(Recorded data)
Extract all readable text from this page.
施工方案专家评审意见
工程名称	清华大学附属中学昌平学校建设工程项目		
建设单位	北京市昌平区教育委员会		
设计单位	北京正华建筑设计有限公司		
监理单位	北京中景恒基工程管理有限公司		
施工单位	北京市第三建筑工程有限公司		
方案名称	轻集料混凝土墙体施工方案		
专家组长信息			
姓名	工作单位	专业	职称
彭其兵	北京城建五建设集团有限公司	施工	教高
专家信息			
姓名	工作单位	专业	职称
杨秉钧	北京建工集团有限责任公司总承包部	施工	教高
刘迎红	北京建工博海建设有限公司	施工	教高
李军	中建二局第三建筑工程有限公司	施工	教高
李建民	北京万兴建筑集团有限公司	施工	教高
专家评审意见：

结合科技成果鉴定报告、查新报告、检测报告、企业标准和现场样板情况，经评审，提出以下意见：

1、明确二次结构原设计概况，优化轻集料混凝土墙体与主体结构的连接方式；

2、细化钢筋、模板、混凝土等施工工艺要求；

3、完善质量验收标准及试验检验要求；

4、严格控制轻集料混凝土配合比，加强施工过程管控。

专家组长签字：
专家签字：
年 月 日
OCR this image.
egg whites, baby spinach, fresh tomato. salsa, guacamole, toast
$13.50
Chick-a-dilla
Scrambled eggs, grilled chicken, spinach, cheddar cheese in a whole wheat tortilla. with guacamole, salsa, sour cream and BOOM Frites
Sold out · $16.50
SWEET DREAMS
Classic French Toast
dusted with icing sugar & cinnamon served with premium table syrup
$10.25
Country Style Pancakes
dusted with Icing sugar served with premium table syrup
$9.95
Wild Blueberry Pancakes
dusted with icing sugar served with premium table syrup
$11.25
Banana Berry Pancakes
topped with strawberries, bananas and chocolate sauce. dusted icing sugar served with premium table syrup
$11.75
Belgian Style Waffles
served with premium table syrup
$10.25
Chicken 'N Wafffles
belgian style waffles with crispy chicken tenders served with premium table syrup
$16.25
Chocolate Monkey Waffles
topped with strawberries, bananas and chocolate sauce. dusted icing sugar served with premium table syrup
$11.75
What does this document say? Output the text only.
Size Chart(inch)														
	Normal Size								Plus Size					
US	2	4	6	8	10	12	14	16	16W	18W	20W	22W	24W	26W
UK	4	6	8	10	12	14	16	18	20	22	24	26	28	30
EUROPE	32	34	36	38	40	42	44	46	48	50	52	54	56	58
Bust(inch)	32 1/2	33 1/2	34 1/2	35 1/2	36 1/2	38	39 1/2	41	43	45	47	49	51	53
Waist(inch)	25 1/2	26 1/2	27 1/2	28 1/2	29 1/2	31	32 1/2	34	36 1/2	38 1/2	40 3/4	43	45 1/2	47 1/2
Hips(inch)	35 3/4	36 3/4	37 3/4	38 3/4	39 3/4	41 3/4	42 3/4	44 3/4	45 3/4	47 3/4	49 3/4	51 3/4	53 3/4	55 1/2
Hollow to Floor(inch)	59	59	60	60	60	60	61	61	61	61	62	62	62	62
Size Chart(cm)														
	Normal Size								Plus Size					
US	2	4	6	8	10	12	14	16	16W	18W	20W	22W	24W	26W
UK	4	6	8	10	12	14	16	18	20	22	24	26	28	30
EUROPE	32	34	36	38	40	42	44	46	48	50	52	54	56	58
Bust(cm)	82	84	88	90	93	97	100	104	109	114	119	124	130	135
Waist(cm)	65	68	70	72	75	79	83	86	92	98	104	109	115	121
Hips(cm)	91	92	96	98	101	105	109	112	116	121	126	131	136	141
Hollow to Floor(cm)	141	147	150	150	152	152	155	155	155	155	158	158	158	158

SET EXERCISE:
List all lines where "syrup" occurs.

COMPLETE ANSWER:
dusted with icing sugar & cinnamon served with premium table syrup
dusted with Icing sugar served with premium table syrup
dusted with icing sugar served with premium table syrup
topped with strawberries, bananas and chocolate sauce. dusted icing sugar served with premium table syrup
served with premium table syrup
belgian style waffles with crispy chicken tenders served with premium table syrup
topped with strawberries, bananas and chocolate sauce. dusted icing sugar served with premium table syrup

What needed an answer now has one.